-- Start of Data records --
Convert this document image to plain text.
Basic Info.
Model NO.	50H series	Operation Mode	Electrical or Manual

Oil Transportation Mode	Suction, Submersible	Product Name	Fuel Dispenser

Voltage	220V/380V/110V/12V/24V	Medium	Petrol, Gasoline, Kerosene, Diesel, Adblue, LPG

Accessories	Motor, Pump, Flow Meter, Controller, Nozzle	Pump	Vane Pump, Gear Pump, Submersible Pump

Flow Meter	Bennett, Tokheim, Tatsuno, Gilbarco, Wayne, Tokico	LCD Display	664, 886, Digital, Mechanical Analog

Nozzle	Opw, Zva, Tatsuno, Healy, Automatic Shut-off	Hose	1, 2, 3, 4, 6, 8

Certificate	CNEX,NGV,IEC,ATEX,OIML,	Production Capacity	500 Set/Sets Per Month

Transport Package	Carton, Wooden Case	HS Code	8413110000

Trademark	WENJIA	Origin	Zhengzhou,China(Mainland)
-- End of Data records --
-- Start of Data records --
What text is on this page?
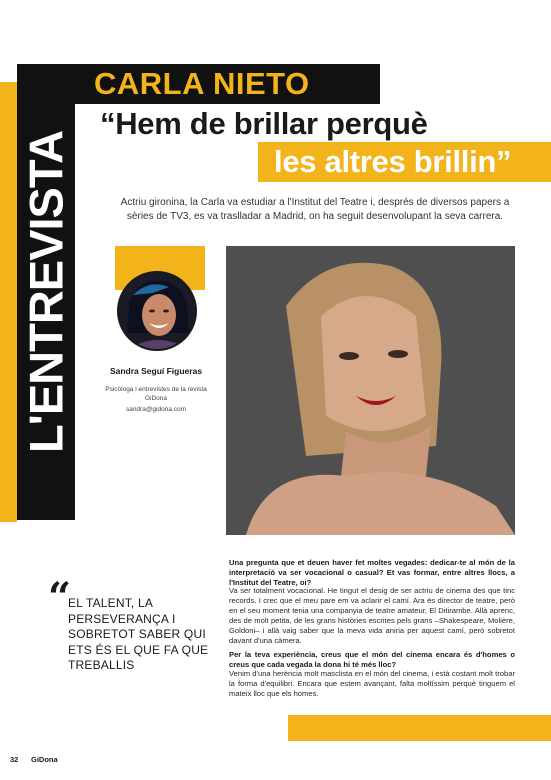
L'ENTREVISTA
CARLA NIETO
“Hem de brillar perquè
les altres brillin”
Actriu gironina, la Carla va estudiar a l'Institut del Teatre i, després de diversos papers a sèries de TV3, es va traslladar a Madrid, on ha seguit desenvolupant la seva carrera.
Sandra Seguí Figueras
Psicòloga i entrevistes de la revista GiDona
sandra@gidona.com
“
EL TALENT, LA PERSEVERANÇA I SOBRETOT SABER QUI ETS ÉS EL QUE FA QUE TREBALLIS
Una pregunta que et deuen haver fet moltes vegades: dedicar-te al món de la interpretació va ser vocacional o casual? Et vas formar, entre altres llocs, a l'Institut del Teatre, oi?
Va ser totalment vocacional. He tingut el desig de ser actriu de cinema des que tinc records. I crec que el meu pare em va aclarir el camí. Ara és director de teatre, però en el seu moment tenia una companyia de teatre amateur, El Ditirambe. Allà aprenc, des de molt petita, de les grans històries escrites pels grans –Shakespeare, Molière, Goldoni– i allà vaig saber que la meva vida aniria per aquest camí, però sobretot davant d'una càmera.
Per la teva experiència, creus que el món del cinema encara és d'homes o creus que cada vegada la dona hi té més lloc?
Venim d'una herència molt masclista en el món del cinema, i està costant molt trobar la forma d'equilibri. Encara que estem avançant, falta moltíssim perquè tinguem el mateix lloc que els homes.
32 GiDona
-- End of Data records --
**Written instruction:**
Look through the entries above and list every line containing "Flow".

**Result of the task:**
Accessories	Motor, Pump, Flow Meter, Controller, Nozzle	Pump	Vane Pump, Gear Pump, Submersible Pump
Flow Meter	Bennett, Tokheim, Tatsuno, Gilbarco, Wayne, Tokico	LCD Display	664, 886, Digital, Mechanical Analog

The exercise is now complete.